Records
┌────────
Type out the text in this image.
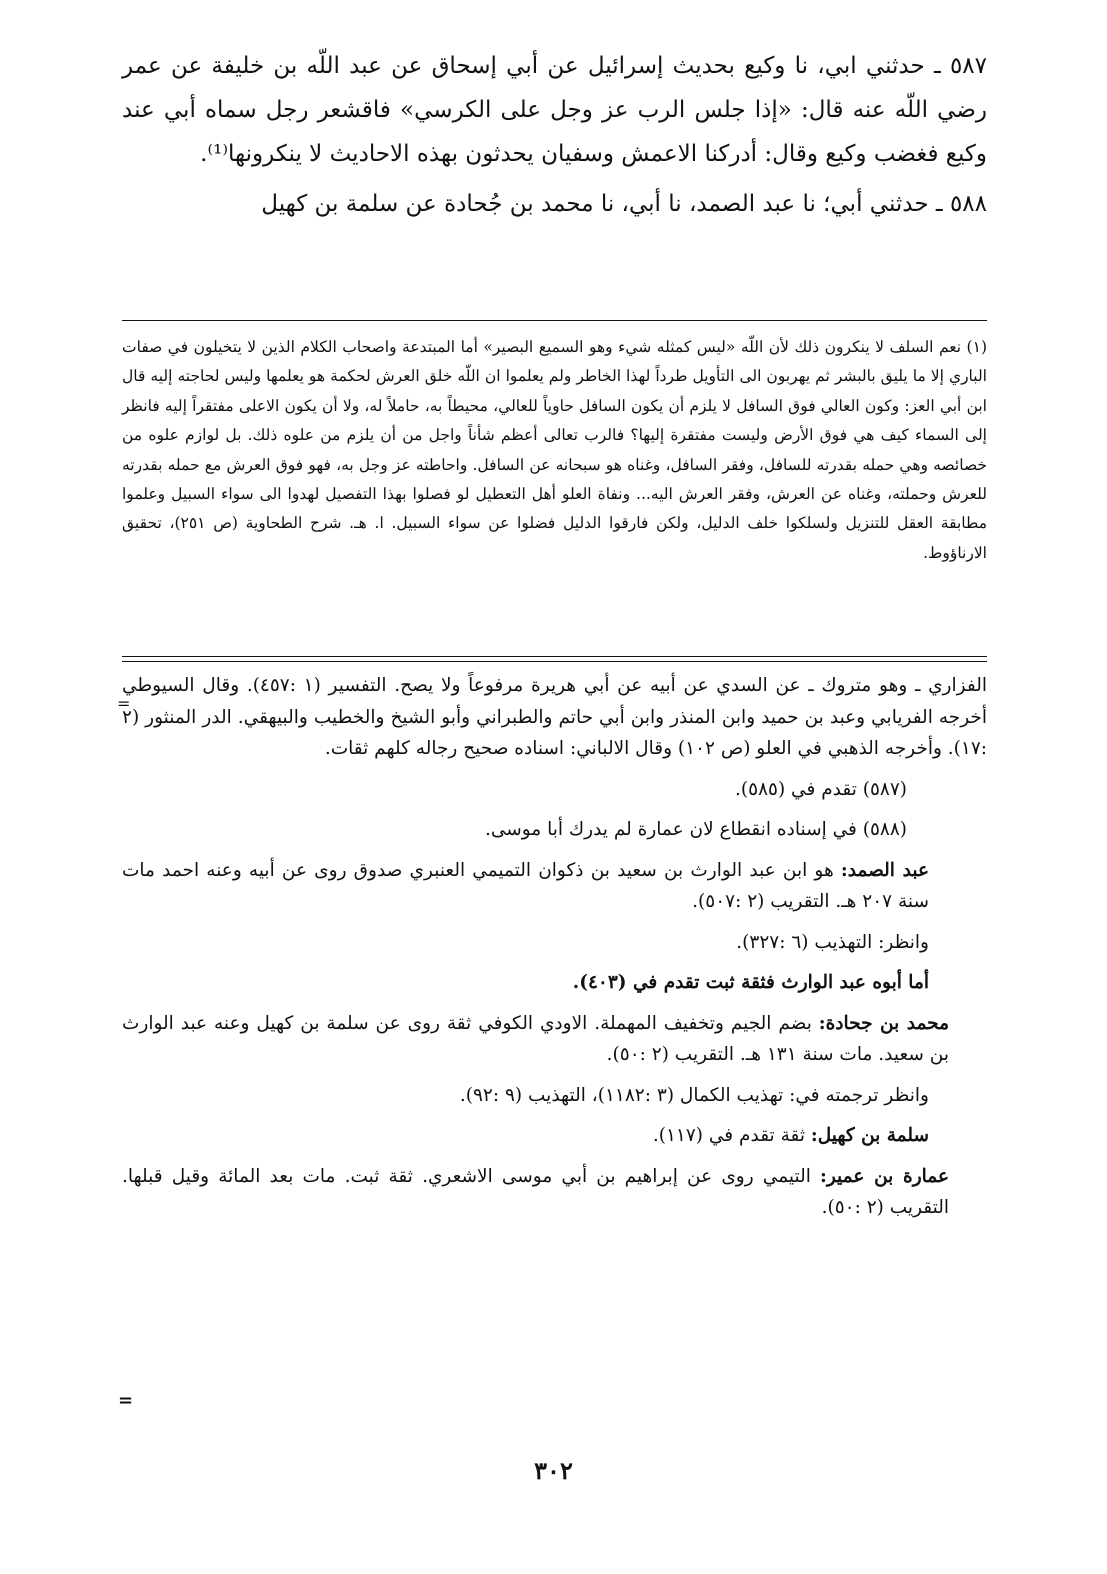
٥٨٧ ـ حدثني ابي، نا وكيع بحديث إسرائيل عن أبي إسحاق عن عبد اللّه بن خليفة عن عمر رضي اللّه عنه قال: «إذا جلس الرب عز وجل على الكرسي» فاقشعر رجل سماه أبي عند وكيع فغضب وكيع وقال: أدركنا الاعمش وسفيان يحدثون بهذه الاحاديث لا ينكرونها⁽¹⁾.

٥٨٨ ـ حدثني أبي؛ نا عبد الصمد، نا أبي، نا محمد بن جُحادة عن سلمة بن كهيل

(١) نعم السلف لا ينكرون ذلك لأن اللّه «ليس كمثله شيء وهو السميع البصير» أما المبتدعة واصحاب الكلام الذين لا يتخيلون في صفات الباري إلا ما يليق بالبشر ثم يهربون الى التأويل طرداً لهذا الخاطر ولم يعلموا ان اللّه خلق العرش لحكمة هو يعلمها وليس لحاجته إليه قال ابن أبي العز: وكون العالي فوق السافل لا يلزم أن يكون السافل حاوياً للعالي، محيطاً به، حاملاً له، ولا أن يكون الاعلى مفتقراً إليه فانظر إلى السماء كيف هي فوق الأرض وليست مفتقرة إليها؟ فالرب تعالى أعظم شأناً واجل من أن يلزم من علوه ذلك. بل لوازم علوه من خصائصه وهي حمله بقدرته للسافل، وفقر السافل، وغناه هو سبحانه عن السافل. واحاطته عز وجل به، فهو فوق العرش مع حمله بقدرته للعرش وحملته، وغناه عن العرش، وفقر العرش اليه... ونفاة العلو أهل التعطيل لو فصلوا بهذا التفصيل لهدوا الى سواء السبيل وعلموا مطابقة العقل للتنزيل ولسلكوا خلف الدليل، ولكن فارقوا الدليل فضلوا عن سواء السبيل. ا. هـ. شرح الطحاوية (ص ٢٥١)، تحقيق الارناؤوط.

=

الفزاري ـ وهو متروك ـ عن السدي عن أبيه عن أبي هريرة مرفوعاً ولا يصح. التفسير (١ :٤٥٧). وقال السيوطي أخرجه الفريابي وعبد بن حميد وابن المنذر وابن أبي حاتم والطبراني وأبو الشيخ والخطيب والبيهقي. الدر المنثور (٢ :١٧). وأخرجه الذهبي في العلو (ص ١٠٢) وقال الالباني: اسناده صحيح رجاله كلهم ثقات.

(٥٨٧) تقدم في (٥٨٥).

(٥٨٨) في إسناده انقطاع لان عمارة لم يدرك أبا موسى.

عبد الصمد: هو ابن عبد الوارث بن سعيد بن ذكوان التميمي العنبري صدوق روى عن أبيه وعنه احمد مات سنة ٢٠٧ هـ. التقريب (٢ :٥٠٧).

وانظر: التهذيب (٦ :٣٢٧).

أما أبوه عبد الوارث فثقة ثبت تقدم في (٤٠٣).

محمد بن جحادة: بضم الجيم وتخفيف المهملة. الاودي الكوفي ثقة روى عن سلمة بن كهيل وعنه عبد الوارث بن سعيد. مات سنة ١٣١ هـ. التقريب (٢ :٥٠).

وانظر ترجمته في: تهذيب الكمال (٣ :١١٨٢)، التهذيب (٩ :٩٢).

سلمة بن كهيل: ثقة تقدم في (١١٧).

عمارة بن عمير: التيمي روى عن إبراهيم بن أبي موسى الاشعري. ثقة ثبت. مات بعد المائة وقيل قبلها. التقريب (٢ :٥٠).

=
٣٠٢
└────────
• Directions:
Extract the full listing exactly, with the pictures left out.

• Finished answer:
Type out the text in this image.
٥٨٧ ـ حدثني ابي، نا وكيع بحديث إسرائيل عن أبي إسحاق عن عبد اللّه بن خليفة عن عمر رضي اللّه عنه قال: «إذا جلس الرب عز وجل على الكرسي» فاقشعر رجل سماه أبي عند وكيع فغضب وكيع وقال: أدركنا الاعمش وسفيان يحدثون بهذه الاحاديث لا ينكرونها⁽¹⁾.

٥٨٨ ـ حدثني أبي؛ نا عبد الصمد، نا أبي، نا محمد بن جُحادة عن سلمة بن كهيل

(١) نعم السلف لا ينكرون ذلك لأن اللّه «ليس كمثله شيء وهو السميع البصير» أما المبتدعة واصحاب الكلام الذين لا يتخيلون في صفات الباري إلا ما يليق بالبشر ثم يهربون الى التأويل طرداً لهذا الخاطر ولم يعلموا ان اللّه خلق العرش لحكمة هو يعلمها وليس لحاجته إليه قال ابن أبي العز: وكون العالي فوق السافل لا يلزم أن يكون السافل حاوياً للعالي، محيطاً به، حاملاً له، ولا أن يكون الاعلى مفتقراً إليه فانظر إلى السماء كيف هي فوق الأرض وليست مفتقرة إليها؟ فالرب تعالى أعظم شأناً واجل من أن يلزم من علوه ذلك. بل لوازم علوه من خصائصه وهي حمله بقدرته للسافل، وفقر السافل، وغناه هو سبحانه عن السافل. واحاطته عز وجل به، فهو فوق العرش مع حمله بقدرته للعرش وحملته، وغناه عن العرش، وفقر العرش اليه... ونفاة العلو أهل التعطيل لو فصلوا بهذا التفصيل لهدوا الى سواء السبيل وعلموا مطابقة العقل للتنزيل ولسلكوا خلف الدليل، ولكن فارقوا الدليل فضلوا عن سواء السبيل. ا. هـ. شرح الطحاوية (ص ٢٥١)، تحقيق الارناؤوط.

=

الفزاري ـ وهو متروك ـ عن السدي عن أبيه عن أبي هريرة مرفوعاً ولا يصح. التفسير (١ :٤٥٧). وقال السيوطي أخرجه الفريابي وعبد بن حميد وابن المنذر وابن أبي حاتم والطبراني وأبو الشيخ والخطيب والبيهقي. الدر المنثور (٢ :١٧). وأخرجه الذهبي في العلو (ص ١٠٢) وقال الالباني: اسناده صحيح رجاله كلهم ثقات.

(٥٨٧) تقدم في (٥٨٥).

(٥٨٨) في إسناده انقطاع لان عمارة لم يدرك أبا موسى.

عبد الصمد: هو ابن عبد الوارث بن سعيد بن ذكوان التميمي العنبري صدوق روى عن أبيه وعنه احمد مات سنة ٢٠٧ هـ. التقريب (٢ :٥٠٧).

وانظر: التهذيب (٦ :٣٢٧).

أما أبوه عبد الوارث فثقة ثبت تقدم في (٤٠٣).

محمد بن جحادة: بضم الجيم وتخفيف المهملة. الاودي الكوفي ثقة روى عن سلمة بن كهيل وعنه عبد الوارث بن سعيد. مات سنة ١٣١ هـ. التقريب (٢ :٥٠).

وانظر ترجمته في: تهذيب الكمال (٣ :١١٨٢)، التهذيب (٩ :٩٢).

سلمة بن كهيل: ثقة تقدم في (١١٧).

عمارة بن عمير: التيمي روى عن إبراهيم بن أبي موسى الاشعري. ثقة ثبت. مات بعد المائة وقيل قبلها. التقريب (٢ :٥٠).

=
٣٠٢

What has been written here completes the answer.